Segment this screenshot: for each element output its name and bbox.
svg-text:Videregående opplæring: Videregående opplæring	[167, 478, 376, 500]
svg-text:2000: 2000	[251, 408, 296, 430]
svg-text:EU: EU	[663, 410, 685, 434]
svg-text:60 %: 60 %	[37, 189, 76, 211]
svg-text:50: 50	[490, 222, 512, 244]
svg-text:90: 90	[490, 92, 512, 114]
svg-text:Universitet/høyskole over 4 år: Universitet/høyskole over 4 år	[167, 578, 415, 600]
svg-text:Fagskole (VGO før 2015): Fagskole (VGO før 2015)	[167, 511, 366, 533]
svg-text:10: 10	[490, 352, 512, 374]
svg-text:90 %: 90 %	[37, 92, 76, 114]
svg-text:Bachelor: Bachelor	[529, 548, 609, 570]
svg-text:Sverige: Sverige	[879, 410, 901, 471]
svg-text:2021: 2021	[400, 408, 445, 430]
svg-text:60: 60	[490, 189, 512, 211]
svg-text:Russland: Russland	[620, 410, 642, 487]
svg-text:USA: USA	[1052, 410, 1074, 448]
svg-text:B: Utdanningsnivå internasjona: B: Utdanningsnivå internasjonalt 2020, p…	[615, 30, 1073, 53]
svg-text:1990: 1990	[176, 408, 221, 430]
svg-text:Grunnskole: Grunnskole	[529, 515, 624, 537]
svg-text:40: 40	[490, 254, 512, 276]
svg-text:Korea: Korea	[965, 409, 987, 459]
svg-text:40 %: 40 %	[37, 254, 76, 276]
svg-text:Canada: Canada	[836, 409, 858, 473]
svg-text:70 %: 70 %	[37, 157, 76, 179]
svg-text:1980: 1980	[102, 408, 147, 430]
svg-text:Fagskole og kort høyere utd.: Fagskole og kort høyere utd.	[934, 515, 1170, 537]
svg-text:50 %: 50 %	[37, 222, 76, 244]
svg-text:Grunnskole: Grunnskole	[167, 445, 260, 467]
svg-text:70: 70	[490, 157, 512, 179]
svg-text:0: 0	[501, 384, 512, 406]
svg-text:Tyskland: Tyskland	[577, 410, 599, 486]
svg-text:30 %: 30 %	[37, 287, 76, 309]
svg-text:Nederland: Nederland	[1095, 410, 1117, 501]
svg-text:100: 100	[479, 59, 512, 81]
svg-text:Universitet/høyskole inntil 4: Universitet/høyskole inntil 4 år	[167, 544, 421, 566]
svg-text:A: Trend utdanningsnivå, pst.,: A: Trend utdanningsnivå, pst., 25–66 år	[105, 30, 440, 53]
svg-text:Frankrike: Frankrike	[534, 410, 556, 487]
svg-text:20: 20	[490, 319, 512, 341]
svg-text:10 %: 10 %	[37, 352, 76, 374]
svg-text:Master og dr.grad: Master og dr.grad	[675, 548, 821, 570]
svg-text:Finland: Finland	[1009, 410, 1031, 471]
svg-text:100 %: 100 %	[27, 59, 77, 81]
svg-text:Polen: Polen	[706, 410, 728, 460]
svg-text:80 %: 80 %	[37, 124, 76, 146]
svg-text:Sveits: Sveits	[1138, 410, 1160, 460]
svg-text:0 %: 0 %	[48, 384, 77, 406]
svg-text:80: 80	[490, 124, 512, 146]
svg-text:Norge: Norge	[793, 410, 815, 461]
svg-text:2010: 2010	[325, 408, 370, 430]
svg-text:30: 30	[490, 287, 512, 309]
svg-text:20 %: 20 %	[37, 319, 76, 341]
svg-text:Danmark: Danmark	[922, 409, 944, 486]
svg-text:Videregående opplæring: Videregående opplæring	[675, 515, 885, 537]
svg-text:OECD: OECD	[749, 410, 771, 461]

● ● ● ● ● ● ●

▶ Exercise instructions:
Rewrite everything from the start of the records down to the line containing "222, 512, 244]", swapping "svg-text" for "label" and leaving all else unchanged.

▶ Solution to this problem:
Segment this screenshot: for each element output its name and bbox.
label:Videregående opplæring: Videregående opplæring	[167, 478, 376, 500]
label:2000: 2000	[251, 408, 296, 430]
label:EU: EU	[663, 410, 685, 434]
label:60 %: 60 %	[37, 189, 76, 211]
label:50: 50	[490, 222, 512, 244]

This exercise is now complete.